* Consigne 1
Recopiez à l'identique les lignes des entrées, de la ligne qui contient « votes-for-line: Т.А., Кожекенова., Алемова » jusqu'à la ligne qui contient « supplier-address: үй, 34 », ces deux lignes comprises.

* Texte à lire
/---

Les Coutumiers précisent ce que doit être un cuisinier (coquinarius) digne de ce nom. Voici ce qu'en dit par exemple, celui de l'abbaye anglaise d'Eynsham : «le cuisinier sera de cœur humble, d'âme bénigne, ruisselant (exuberans) de miséricorde, regardant pour lui-même, le refuge des malades : sobre et réservé, il sera le bouclier des pauvres, le père de la communauté ». L'Encyclopédie (XVIIIe siècle) va jusqu'à écrire que les cuisiniers ne boivent pas de vin, de crainte de se blesser le goût : avis à nos grands chefs !

Le coquinarius devra veiller en outre à ce que ses aides ne fassent pas de bruit en cuisine durant les repas ; à ce que la vaisselle et les casseroles soient propres, et propre aussi le fond des plats afin de ne pas salir la nappe.

\---

* Matériel de l'exercice
/---

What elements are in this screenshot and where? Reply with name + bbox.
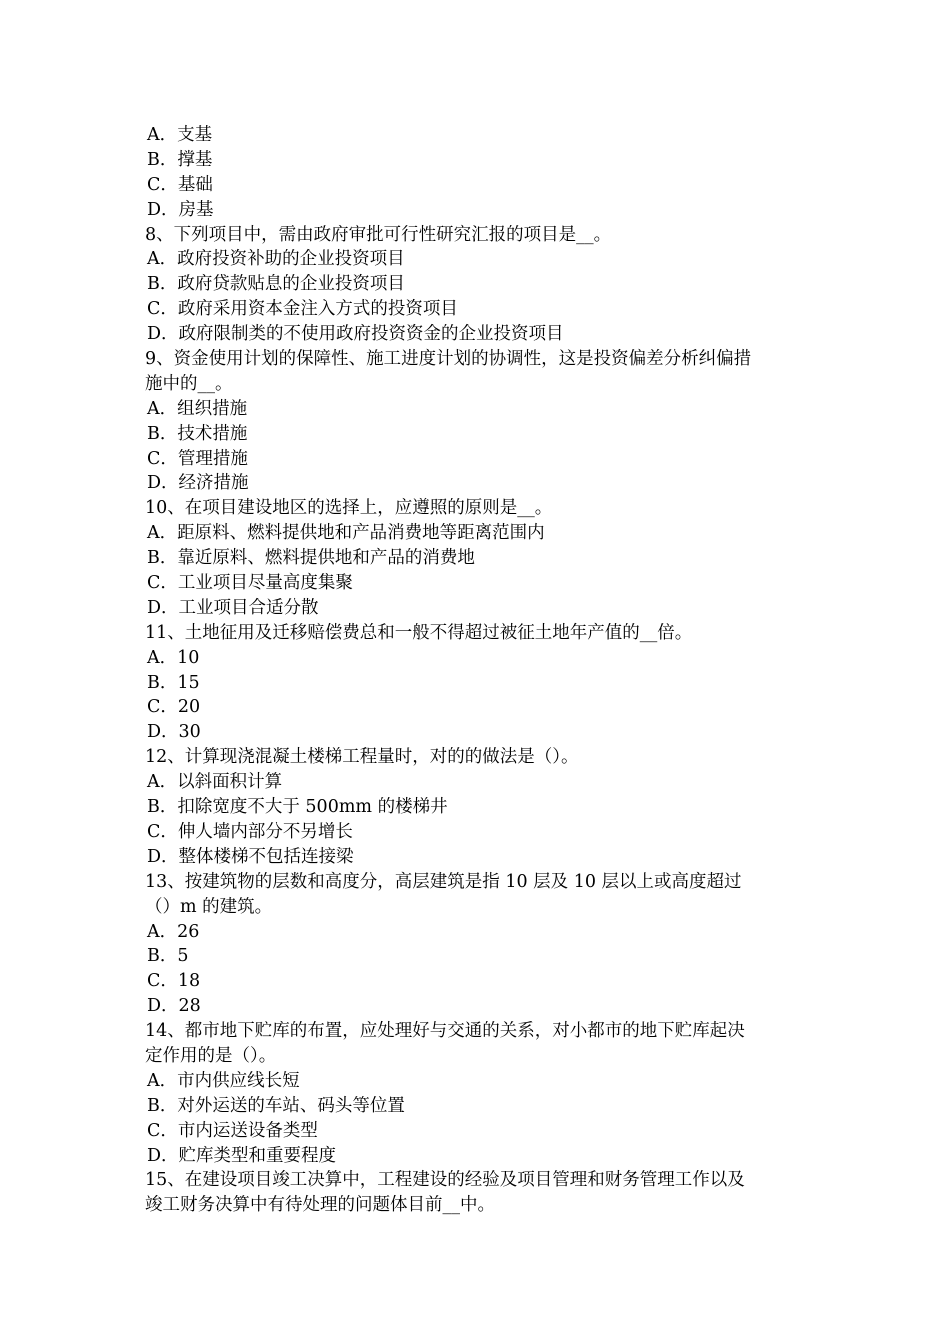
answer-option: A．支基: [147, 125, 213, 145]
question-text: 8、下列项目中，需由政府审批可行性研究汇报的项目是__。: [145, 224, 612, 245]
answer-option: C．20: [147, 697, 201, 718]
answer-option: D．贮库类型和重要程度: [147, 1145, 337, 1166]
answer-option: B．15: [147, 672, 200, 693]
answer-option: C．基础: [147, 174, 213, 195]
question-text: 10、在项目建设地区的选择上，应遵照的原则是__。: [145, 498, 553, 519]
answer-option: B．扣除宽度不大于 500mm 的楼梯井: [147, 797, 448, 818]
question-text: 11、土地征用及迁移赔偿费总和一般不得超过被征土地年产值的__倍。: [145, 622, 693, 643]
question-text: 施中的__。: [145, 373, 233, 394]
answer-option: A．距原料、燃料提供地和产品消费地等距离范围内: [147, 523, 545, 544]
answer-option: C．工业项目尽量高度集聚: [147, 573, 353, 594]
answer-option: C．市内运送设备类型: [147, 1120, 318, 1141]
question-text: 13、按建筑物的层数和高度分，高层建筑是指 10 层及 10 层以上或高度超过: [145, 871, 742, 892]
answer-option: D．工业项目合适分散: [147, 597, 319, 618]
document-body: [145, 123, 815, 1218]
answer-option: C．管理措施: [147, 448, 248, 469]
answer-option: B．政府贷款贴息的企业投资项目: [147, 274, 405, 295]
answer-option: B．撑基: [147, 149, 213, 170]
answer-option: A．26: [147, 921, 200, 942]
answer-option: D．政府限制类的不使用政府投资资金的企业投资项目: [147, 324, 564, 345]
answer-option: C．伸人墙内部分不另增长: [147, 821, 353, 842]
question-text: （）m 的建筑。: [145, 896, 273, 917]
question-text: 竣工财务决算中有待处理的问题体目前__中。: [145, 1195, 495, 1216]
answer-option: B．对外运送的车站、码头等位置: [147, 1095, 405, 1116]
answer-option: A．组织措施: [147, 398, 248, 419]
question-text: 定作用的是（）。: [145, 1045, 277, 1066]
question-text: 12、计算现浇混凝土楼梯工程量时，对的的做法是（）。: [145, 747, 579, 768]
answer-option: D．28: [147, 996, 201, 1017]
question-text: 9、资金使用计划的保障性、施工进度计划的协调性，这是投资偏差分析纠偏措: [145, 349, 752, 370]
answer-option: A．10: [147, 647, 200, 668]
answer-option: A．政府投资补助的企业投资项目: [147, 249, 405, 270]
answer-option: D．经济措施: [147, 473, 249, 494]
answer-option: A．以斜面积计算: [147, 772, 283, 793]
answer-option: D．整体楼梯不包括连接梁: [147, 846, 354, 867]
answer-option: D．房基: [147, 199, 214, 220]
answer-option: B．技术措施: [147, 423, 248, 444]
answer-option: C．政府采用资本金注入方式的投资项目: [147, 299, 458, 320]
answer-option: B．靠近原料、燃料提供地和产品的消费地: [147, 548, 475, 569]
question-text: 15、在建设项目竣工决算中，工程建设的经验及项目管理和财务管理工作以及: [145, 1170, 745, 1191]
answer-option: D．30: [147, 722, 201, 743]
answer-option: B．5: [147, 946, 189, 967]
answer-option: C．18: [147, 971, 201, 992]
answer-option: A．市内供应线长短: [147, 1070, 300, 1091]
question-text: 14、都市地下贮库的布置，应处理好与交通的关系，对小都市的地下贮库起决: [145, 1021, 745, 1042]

\---
/---

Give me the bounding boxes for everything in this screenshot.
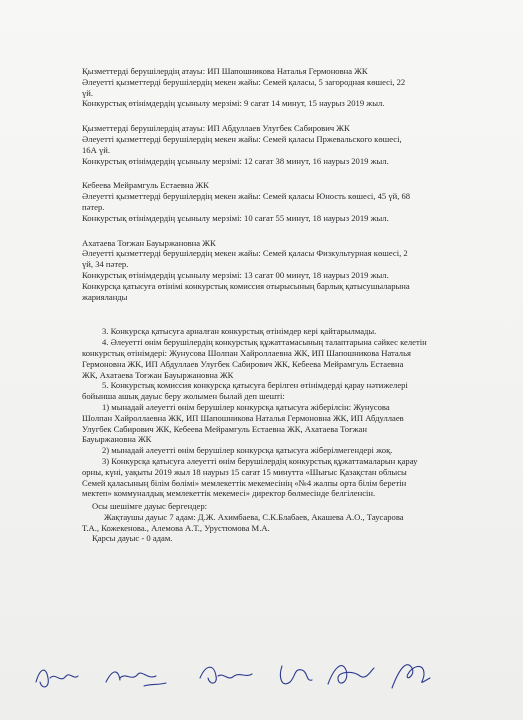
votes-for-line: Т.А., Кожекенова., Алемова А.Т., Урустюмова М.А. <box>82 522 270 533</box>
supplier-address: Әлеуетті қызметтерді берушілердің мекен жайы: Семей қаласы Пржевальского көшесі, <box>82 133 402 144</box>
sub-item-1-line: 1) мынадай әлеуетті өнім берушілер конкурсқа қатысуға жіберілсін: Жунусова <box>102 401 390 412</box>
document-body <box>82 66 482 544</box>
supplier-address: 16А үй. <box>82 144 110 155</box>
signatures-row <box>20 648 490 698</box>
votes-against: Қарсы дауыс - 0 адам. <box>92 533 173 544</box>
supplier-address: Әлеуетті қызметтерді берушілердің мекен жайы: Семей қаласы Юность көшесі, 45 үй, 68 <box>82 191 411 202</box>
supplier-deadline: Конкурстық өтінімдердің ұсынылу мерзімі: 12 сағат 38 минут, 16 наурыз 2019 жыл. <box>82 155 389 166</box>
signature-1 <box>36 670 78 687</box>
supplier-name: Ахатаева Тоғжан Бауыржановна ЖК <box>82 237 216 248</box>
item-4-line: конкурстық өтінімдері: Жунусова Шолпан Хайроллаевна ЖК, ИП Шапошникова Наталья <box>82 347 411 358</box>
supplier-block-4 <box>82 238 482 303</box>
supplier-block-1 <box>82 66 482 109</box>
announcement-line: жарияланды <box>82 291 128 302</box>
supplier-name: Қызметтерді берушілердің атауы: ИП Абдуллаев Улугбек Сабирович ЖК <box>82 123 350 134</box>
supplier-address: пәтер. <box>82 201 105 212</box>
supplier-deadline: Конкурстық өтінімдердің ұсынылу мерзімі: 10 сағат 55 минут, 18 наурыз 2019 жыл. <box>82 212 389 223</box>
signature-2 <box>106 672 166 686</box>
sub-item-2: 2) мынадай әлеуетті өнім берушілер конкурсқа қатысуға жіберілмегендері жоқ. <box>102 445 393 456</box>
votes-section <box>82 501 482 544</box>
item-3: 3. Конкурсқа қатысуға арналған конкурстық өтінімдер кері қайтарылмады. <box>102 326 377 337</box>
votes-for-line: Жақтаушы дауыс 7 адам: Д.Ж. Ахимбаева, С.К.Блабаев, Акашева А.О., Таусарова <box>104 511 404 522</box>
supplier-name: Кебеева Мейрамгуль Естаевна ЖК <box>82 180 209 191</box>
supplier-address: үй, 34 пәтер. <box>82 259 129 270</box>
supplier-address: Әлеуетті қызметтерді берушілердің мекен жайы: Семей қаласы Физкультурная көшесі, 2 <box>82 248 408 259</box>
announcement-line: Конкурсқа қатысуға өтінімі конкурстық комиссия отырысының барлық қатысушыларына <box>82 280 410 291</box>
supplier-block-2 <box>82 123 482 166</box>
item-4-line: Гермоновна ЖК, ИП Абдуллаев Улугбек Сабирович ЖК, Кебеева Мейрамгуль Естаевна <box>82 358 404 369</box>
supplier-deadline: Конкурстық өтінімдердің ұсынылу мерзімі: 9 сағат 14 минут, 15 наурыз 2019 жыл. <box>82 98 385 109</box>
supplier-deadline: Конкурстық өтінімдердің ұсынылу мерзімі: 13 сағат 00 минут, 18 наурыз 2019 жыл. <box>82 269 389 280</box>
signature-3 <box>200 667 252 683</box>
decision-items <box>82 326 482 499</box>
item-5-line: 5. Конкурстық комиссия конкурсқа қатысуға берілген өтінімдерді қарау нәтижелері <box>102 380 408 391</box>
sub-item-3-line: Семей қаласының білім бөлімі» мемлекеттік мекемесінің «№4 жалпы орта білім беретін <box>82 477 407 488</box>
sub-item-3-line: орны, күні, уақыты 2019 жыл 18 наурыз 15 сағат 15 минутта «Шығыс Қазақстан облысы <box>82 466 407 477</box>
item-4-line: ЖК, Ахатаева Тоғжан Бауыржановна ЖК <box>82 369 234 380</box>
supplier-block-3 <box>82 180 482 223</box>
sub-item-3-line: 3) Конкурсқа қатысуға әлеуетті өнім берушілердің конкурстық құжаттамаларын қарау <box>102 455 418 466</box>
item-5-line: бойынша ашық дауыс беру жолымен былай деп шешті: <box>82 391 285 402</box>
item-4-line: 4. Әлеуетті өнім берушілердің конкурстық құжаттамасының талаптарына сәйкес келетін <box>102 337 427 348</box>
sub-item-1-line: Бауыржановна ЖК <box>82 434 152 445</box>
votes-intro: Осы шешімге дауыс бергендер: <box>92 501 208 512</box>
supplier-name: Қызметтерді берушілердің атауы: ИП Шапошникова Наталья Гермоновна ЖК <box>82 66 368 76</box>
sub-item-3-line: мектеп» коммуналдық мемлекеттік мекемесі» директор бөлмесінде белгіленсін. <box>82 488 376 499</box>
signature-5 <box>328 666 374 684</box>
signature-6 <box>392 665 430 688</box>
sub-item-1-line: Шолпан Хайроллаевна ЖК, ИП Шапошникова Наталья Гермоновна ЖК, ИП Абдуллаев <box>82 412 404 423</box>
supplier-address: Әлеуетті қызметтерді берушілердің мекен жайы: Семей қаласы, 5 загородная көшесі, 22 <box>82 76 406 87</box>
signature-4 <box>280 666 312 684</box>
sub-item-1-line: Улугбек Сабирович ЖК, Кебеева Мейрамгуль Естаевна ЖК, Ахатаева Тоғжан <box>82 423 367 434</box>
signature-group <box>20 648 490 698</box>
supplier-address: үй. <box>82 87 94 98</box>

\---
/---

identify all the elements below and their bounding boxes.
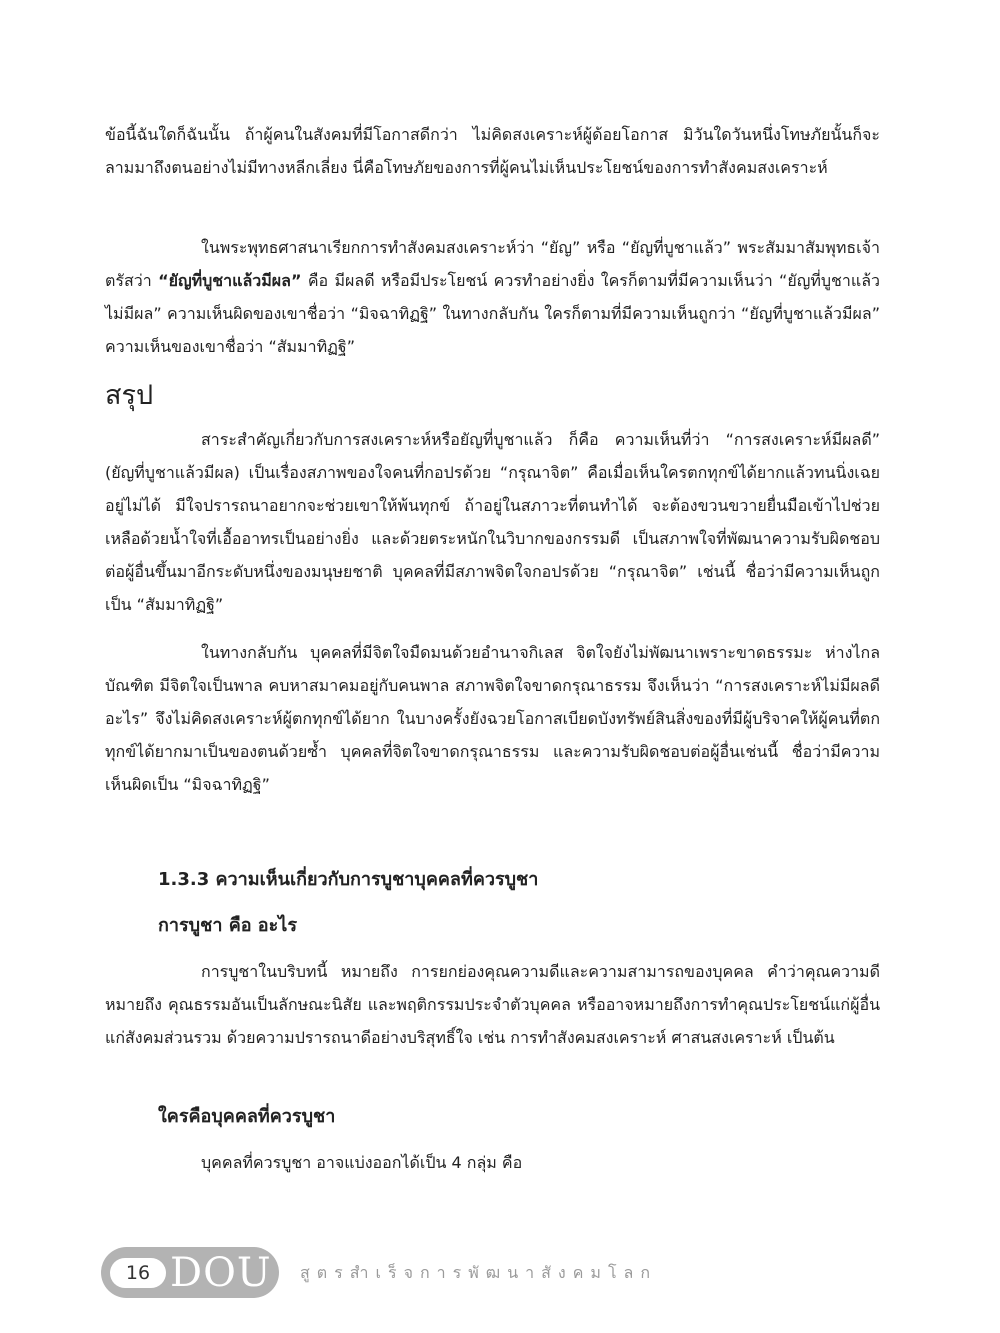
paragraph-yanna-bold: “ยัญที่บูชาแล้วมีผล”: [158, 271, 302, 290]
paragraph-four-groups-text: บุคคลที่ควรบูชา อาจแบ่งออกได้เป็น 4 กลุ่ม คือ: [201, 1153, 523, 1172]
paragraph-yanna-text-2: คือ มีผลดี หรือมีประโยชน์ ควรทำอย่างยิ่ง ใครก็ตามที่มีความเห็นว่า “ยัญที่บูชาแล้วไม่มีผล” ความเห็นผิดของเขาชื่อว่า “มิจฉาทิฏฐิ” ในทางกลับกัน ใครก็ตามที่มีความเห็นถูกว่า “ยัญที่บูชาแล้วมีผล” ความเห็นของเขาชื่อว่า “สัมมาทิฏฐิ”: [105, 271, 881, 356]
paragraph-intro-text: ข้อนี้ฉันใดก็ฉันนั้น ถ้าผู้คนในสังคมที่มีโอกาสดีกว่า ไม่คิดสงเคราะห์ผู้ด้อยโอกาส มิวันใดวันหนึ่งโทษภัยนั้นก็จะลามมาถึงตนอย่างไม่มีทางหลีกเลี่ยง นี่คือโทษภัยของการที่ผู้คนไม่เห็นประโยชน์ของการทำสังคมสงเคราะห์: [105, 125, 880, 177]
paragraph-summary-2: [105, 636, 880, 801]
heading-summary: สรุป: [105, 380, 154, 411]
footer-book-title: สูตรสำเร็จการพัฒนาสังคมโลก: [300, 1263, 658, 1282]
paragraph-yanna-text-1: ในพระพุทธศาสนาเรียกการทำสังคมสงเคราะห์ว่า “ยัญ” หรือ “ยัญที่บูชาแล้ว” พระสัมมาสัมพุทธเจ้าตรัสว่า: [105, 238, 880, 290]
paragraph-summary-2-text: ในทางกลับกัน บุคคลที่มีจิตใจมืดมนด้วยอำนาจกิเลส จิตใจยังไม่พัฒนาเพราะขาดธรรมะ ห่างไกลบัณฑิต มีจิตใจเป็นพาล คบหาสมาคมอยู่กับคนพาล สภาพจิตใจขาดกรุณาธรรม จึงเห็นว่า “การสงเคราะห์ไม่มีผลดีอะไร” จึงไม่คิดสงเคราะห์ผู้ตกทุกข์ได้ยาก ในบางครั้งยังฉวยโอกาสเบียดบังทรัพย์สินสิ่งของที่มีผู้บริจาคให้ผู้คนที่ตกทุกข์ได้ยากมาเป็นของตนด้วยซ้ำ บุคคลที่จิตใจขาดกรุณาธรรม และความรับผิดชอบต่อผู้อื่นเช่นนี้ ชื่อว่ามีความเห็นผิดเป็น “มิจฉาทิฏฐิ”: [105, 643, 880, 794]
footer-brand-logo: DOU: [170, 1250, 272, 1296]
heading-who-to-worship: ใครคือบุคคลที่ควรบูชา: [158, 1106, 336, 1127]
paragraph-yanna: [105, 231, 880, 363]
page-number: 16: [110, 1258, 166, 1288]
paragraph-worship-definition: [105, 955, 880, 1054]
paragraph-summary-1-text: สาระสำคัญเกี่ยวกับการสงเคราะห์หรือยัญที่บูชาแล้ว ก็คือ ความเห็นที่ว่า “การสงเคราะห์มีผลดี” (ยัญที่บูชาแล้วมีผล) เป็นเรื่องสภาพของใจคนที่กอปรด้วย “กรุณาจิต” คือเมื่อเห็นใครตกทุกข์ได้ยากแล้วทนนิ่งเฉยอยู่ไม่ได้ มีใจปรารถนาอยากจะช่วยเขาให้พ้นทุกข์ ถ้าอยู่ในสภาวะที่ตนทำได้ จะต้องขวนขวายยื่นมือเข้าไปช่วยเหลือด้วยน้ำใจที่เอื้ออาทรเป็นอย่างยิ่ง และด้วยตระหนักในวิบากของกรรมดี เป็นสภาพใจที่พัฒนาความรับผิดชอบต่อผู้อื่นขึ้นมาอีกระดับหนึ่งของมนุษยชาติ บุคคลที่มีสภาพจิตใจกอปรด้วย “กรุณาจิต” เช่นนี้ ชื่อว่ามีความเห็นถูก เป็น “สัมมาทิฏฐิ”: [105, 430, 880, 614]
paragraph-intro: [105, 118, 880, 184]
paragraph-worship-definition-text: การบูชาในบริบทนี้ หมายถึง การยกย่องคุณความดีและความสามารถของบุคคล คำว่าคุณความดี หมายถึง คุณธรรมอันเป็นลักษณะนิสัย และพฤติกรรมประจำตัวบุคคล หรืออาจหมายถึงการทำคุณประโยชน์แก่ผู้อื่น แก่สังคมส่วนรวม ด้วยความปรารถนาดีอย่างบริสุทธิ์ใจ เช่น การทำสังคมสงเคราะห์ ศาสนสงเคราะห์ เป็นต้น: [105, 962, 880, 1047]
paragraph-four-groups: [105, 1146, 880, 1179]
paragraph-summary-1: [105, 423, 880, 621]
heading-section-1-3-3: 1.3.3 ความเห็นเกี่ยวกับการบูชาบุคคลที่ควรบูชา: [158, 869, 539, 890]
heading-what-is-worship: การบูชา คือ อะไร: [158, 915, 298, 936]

\---

* Consigne 2
D'après le texte sur le cuisinier des monastères, pourquoi le coquinarius doit-il veiller à ce que le fond des plats soit propre ?

* Corrigé détaillé 1
votes-for-line: Т.А., Кожекенова., Алемова А.Т., Урустюмова М.А. <box>82 522 270 533</box>
supplier-address: Әлеуетті қызметтерді берушілердің мекен жайы: Семей қаласы Пржевальского көшесі, <box>82 133 402 144</box>
sub-item-1-line: 1) мынадай әлеуетті өнім берушілер конкурсқа қатысуға жіберілсін: Жунусова <box>102 401 390 412</box>
document-body <box>82 66 482 544</box>
supplier-address: 16А үй. <box>82 144 110 155</box>
signatures-row <box>20 648 490 698</box>
votes-against: Қарсы дауыс - 0 адам. <box>92 533 173 544</box>
supplier-address: Әлеуетті қызметтерді берушілердің мекен жайы: Семей қаласы Юность көшесі, 45 үй, 68 <box>82 191 411 202</box>
supplier-deadline: Конкурстық өтінімдердің ұсынылу мерзімі: 12 сағат 38 минут, 16 наурыз 2019 жыл. <box>82 155 389 166</box>
signature-1 <box>36 670 78 687</box>
supplier-name: Ахатаева Тоғжан Бауыржановна ЖК <box>82 237 216 248</box>
item-4-line: конкурстық өтінімдері: Жунусова Шолпан Хайроллаевна ЖК, ИП Шапошникова Наталья <box>82 347 411 358</box>
supplier-block-4 <box>82 238 482 303</box>
supplier-block-1 <box>82 66 482 109</box>
announcement-line: жарияланды <box>82 291 128 302</box>
supplier-name: Қызметтерді берушілердің атауы: ИП Абдуллаев Улугбек Сабирович ЖК <box>82 123 350 134</box>
supplier-address: пәтер. <box>82 201 105 212</box>
supplier-deadline: Конкурстық өтінімдердің ұсынылу мерзімі: 10 сағат 55 минут, 18 наурыз 2019 жыл. <box>82 212 389 223</box>
signature-2 <box>106 672 166 686</box>
sub-item-2: 2) мынадай әлеуетті өнім берушілер конкурсқа қатысуға жіберілмегендері жоқ. <box>102 445 393 456</box>
votes-section <box>82 501 482 544</box>
item-3: 3. Конкурсқа қатысуға арналған конкурстық өтінімдер кері қайтарылмады. <box>102 326 377 337</box>
votes-for-line: Жақтаушы дауыс 7 адам: Д.Ж. Ахимбаева, С.К.Блабаев, Акашева А.О., Таусарова <box>104 511 404 522</box>
supplier-name: Кебеева Мейрамгуль Естаевна ЖК <box>82 180 209 191</box>
supplier-address: үй, 34 пәтер. <box>82 259 129 270</box>

* Corrigé détaillé 2
Le coquinarius doit veiller à ce que le fond des plats soit propre afin de ne pas salir la nappe.